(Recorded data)

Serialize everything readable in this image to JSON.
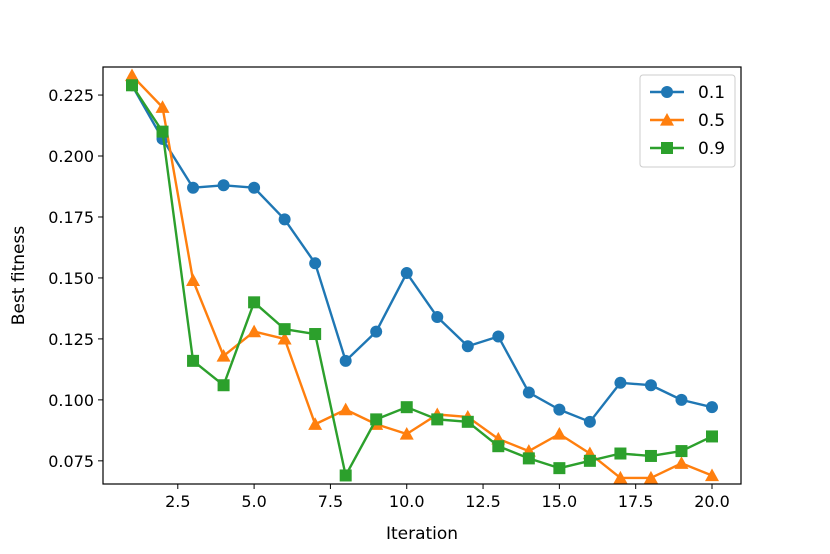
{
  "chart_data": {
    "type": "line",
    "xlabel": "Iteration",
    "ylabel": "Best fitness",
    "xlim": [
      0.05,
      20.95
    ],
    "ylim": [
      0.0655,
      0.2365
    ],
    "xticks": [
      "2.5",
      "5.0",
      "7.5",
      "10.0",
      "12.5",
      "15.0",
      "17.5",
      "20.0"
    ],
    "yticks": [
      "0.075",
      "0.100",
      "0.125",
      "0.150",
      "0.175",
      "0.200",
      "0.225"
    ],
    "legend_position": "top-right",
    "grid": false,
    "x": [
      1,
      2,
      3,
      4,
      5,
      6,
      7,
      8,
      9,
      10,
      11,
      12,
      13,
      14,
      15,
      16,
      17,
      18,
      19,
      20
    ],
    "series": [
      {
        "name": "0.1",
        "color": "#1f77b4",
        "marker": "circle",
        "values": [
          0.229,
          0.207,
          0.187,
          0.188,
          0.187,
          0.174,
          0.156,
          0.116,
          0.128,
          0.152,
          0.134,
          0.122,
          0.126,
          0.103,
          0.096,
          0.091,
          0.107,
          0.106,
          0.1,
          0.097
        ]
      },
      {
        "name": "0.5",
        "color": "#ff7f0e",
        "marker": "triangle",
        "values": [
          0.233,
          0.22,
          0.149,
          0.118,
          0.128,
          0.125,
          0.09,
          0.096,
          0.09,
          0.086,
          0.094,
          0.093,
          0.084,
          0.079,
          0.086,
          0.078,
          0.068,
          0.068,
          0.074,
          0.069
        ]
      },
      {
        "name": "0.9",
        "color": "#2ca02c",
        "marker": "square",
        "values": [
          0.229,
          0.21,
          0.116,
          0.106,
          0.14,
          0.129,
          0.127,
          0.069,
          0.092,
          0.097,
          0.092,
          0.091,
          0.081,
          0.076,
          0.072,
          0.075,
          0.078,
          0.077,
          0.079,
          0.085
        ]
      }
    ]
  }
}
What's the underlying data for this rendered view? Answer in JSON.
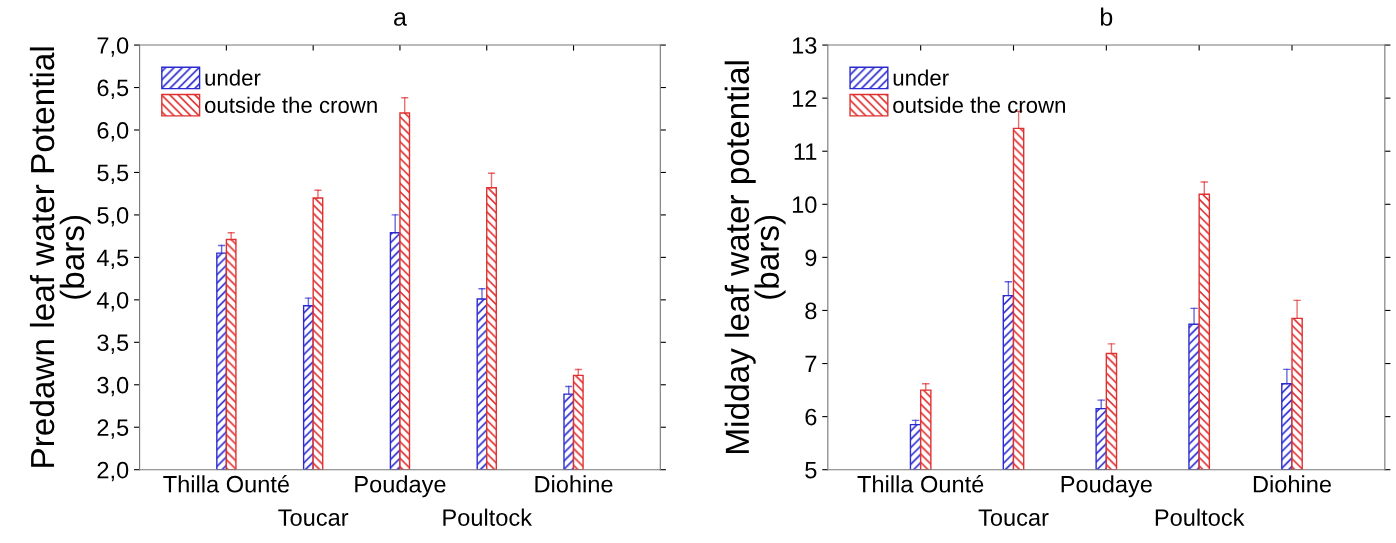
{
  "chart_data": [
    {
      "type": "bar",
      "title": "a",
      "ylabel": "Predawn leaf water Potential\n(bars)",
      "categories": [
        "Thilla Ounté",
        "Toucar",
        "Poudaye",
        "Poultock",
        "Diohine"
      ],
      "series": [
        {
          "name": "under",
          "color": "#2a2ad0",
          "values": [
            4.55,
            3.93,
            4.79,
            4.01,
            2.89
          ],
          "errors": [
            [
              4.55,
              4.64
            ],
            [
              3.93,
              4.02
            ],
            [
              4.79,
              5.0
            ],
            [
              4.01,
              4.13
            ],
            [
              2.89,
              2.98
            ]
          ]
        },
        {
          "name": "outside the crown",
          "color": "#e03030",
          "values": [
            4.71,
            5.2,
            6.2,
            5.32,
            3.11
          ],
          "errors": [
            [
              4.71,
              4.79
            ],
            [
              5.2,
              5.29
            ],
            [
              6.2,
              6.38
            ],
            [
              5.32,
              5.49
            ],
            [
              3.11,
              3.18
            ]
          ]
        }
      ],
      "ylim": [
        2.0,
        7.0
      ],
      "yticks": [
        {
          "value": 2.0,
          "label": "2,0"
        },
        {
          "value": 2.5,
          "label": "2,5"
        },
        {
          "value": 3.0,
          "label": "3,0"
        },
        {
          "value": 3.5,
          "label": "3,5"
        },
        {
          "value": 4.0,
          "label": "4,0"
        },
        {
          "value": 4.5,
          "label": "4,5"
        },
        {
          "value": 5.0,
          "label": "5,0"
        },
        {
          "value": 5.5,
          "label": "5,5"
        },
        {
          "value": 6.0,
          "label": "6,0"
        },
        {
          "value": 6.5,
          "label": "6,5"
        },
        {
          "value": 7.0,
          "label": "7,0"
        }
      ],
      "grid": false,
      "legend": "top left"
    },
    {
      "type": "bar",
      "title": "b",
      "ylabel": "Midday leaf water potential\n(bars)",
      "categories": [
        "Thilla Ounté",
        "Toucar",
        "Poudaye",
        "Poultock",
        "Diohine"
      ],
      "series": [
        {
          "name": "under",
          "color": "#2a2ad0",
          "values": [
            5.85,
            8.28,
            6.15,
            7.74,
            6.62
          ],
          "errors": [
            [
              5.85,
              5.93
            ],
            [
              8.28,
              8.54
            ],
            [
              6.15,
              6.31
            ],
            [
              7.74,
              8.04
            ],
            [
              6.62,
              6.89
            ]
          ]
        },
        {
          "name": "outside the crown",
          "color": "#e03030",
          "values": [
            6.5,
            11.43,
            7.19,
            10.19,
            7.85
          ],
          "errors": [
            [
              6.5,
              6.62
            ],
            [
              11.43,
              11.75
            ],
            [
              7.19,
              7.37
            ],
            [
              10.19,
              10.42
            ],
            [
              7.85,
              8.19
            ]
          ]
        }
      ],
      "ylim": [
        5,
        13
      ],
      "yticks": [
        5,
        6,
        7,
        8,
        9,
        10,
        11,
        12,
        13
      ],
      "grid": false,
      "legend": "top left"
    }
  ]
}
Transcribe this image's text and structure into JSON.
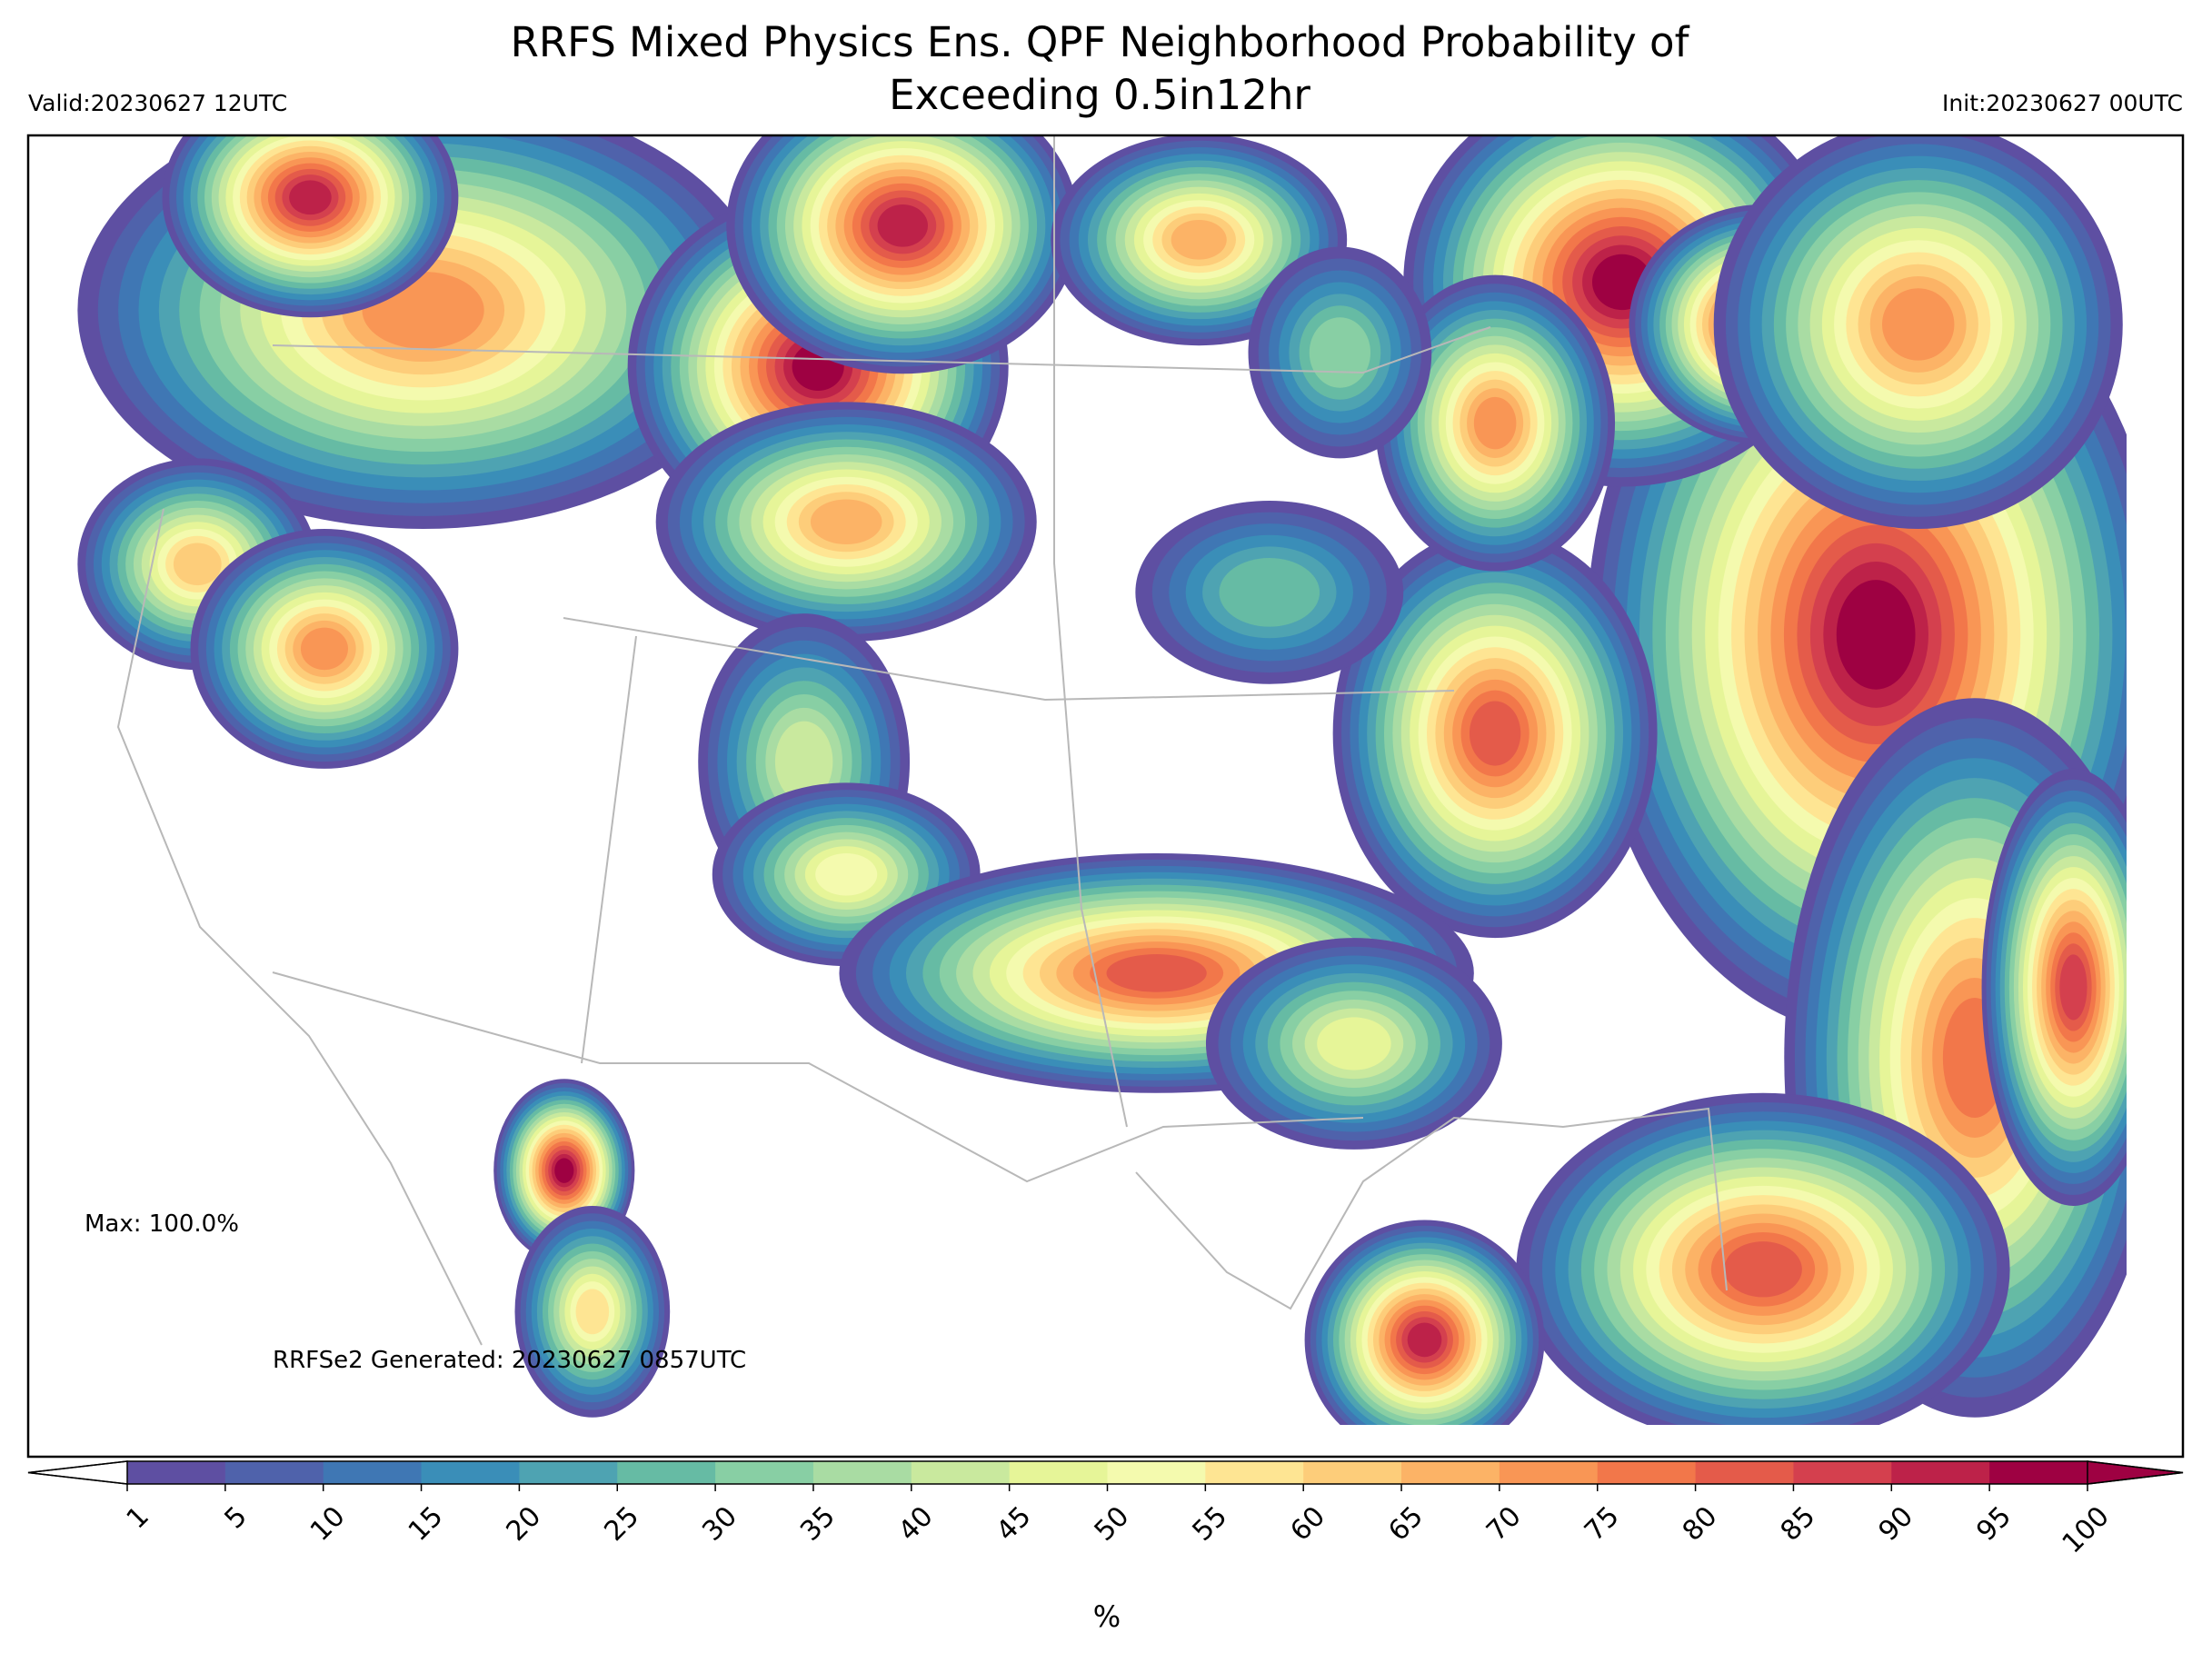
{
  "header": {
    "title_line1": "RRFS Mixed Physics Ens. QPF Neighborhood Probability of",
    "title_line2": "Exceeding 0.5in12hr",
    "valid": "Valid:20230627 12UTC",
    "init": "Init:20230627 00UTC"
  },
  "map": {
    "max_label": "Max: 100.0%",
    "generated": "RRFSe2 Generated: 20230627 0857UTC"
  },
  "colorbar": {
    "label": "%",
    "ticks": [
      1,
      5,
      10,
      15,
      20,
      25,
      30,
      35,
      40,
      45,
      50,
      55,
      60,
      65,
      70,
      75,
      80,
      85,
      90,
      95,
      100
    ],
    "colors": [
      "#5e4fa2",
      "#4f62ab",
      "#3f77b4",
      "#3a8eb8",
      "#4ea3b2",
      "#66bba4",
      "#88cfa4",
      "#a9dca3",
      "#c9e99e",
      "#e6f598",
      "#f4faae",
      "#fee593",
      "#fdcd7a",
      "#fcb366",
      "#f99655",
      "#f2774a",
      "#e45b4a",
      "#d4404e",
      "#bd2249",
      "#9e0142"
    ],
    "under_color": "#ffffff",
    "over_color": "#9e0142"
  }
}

TO BE DONE
Output all of the entries verbatim, leaving out any images.

FULL SOLUTION
Serialize everything readable in this image to JSON.
{
  "chart_data": {
    "type": "line",
    "xlabel": "Iteration",
    "ylabel": "Best fitness",
    "xlim": [
      0.05,
      20.95
    ],
    "ylim": [
      0.0655,
      0.2365
    ],
    "xticks": [
      "2.5",
      "5.0",
      "7.5",
      "10.0",
      "12.5",
      "15.0",
      "17.5",
      "20.0"
    ],
    "yticks": [
      "0.075",
      "0.100",
      "0.125",
      "0.150",
      "0.175",
      "0.200",
      "0.225"
    ],
    "legend_position": "top-right",
    "grid": false,
    "x": [
      1,
      2,
      3,
      4,
      5,
      6,
      7,
      8,
      9,
      10,
      11,
      12,
      13,
      14,
      15,
      16,
      17,
      18,
      19,
      20
    ],
    "series": [
      {
        "name": "0.1",
        "color": "#1f77b4",
        "marker": "circle",
        "values": [
          0.229,
          0.207,
          0.187,
          0.188,
          0.187,
          0.174,
          0.156,
          0.116,
          0.128,
          0.152,
          0.134,
          0.122,
          0.126,
          0.103,
          0.096,
          0.091,
          0.107,
          0.106,
          0.1,
          0.097
        ]
      },
      {
        "name": "0.5",
        "color": "#ff7f0e",
        "marker": "triangle",
        "values": [
          0.233,
          0.22,
          0.149,
          0.118,
          0.128,
          0.125,
          0.09,
          0.096,
          0.09,
          0.086,
          0.094,
          0.093,
          0.084,
          0.079,
          0.086,
          0.078,
          0.068,
          0.068,
          0.074,
          0.069
        ]
      },
      {
        "name": "0.9",
        "color": "#2ca02c",
        "marker": "square",
        "values": [
          0.229,
          0.21,
          0.116,
          0.106,
          0.14,
          0.129,
          0.127,
          0.069,
          0.092,
          0.097,
          0.092,
          0.091,
          0.081,
          0.076,
          0.072,
          0.075,
          0.078,
          0.077,
          0.079,
          0.085
        ]
      }
    ]
  }
}
What's the underlying data for this rendered view? Answer in JSON.
{
  "chart_data": [
    {
      "type": "bar",
      "title": "a",
      "ylabel": "Predawn leaf water Potential\n(bars)",
      "categories": [
        "Thilla Ounté",
        "Toucar",
        "Poudaye",
        "Poultock",
        "Diohine"
      ],
      "series": [
        {
          "name": "under",
          "color": "#2a2ad0",
          "values": [
            4.55,
            3.93,
            4.79,
            4.01,
            2.89
          ],
          "errors": [
            [
              4.55,
              4.64
            ],
            [
              3.93,
              4.02
            ],
            [
              4.79,
              5.0
            ],
            [
              4.01,
              4.13
            ],
            [
              2.89,
              2.98
            ]
          ]
        },
        {
          "name": "outside the crown",
          "color": "#e03030",
          "values": [
            4.71,
            5.2,
            6.2,
            5.32,
            3.11
          ],
          "errors": [
            [
              4.71,
              4.79
            ],
            [
              5.2,
              5.29
            ],
            [
              6.2,
              6.38
            ],
            [
              5.32,
              5.49
            ],
            [
              3.11,
              3.18
            ]
          ]
        }
      ],
      "ylim": [
        2.0,
        7.0
      ],
      "yticks": [
        {
          "value": 2.0,
          "label": "2,0"
        },
        {
          "value": 2.5,
          "label": "2,5"
        },
        {
          "value": 3.0,
          "label": "3,0"
        },
        {
          "value": 3.5,
          "label": "3,5"
        },
        {
          "value": 4.0,
          "label": "4,0"
        },
        {
          "value": 4.5,
          "label": "4,5"
        },
        {
          "value": 5.0,
          "label": "5,0"
        },
        {
          "value": 5.5,
          "label": "5,5"
        },
        {
          "value": 6.0,
          "label": "6,0"
        },
        {
          "value": 6.5,
          "label": "6,5"
        },
        {
          "value": 7.0,
          "label": "7,0"
        }
      ],
      "grid": false,
      "legend": "top left"
    },
    {
      "type": "bar",
      "title": "b",
      "ylabel": "Midday leaf water potential\n(bars)",
      "categories": [
        "Thilla Ounté",
        "Toucar",
        "Poudaye",
        "Poultock",
        "Diohine"
      ],
      "series": [
        {
          "name": "under",
          "color": "#2a2ad0",
          "values": [
            5.85,
            8.28,
            6.15,
            7.74,
            6.62
          ],
          "errors": [
            [
              5.85,
              5.93
            ],
            [
              8.28,
              8.54
            ],
            [
              6.15,
              6.31
            ],
            [
              7.74,
              8.04
            ],
            [
              6.62,
              6.89
            ]
          ]
        },
        {
          "name": "outside the crown",
          "color": "#e03030",
          "values": [
            6.5,
            11.43,
            7.19,
            10.19,
            7.85
          ],
          "errors": [
            [
              6.5,
              6.62
            ],
            [
              11.43,
              11.75
            ],
            [
              7.19,
              7.37
            ],
            [
              10.19,
              10.42
            ],
            [
              7.85,
              8.19
            ]
          ]
        }
      ],
      "ylim": [
        5,
        13
      ],
      "yticks": [
        5,
        6,
        7,
        8,
        9,
        10,
        11,
        12,
        13
      ],
      "grid": false,
      "legend": "top left"
    }
  ]
}
Transcribe this image's text and structure into JSON.
{
  "header": {
    "title_line1": "RRFS Mixed Physics Ens. QPF Neighborhood Probability of",
    "title_line2": "Exceeding 0.5in12hr",
    "valid": "Valid:20230627 12UTC",
    "init": "Init:20230627 00UTC"
  },
  "map": {
    "max_label": "Max: 100.0%",
    "generated": "RRFSe2 Generated: 20230627 0857UTC"
  },
  "colorbar": {
    "label": "%",
    "ticks": [
      1,
      5,
      10,
      15,
      20,
      25,
      30,
      35,
      40,
      45,
      50,
      55,
      60,
      65,
      70,
      75,
      80,
      85,
      90,
      95,
      100
    ],
    "colors": [
      "#5e4fa2",
      "#4f62ab",
      "#3f77b4",
      "#3a8eb8",
      "#4ea3b2",
      "#66bba4",
      "#88cfa4",
      "#a9dca3",
      "#c9e99e",
      "#e6f598",
      "#f4faae",
      "#fee593",
      "#fdcd7a",
      "#fcb366",
      "#f99655",
      "#f2774a",
      "#e45b4a",
      "#d4404e",
      "#bd2249",
      "#9e0142"
    ],
    "under_color": "#ffffff",
    "over_color": "#9e0142"
  }
}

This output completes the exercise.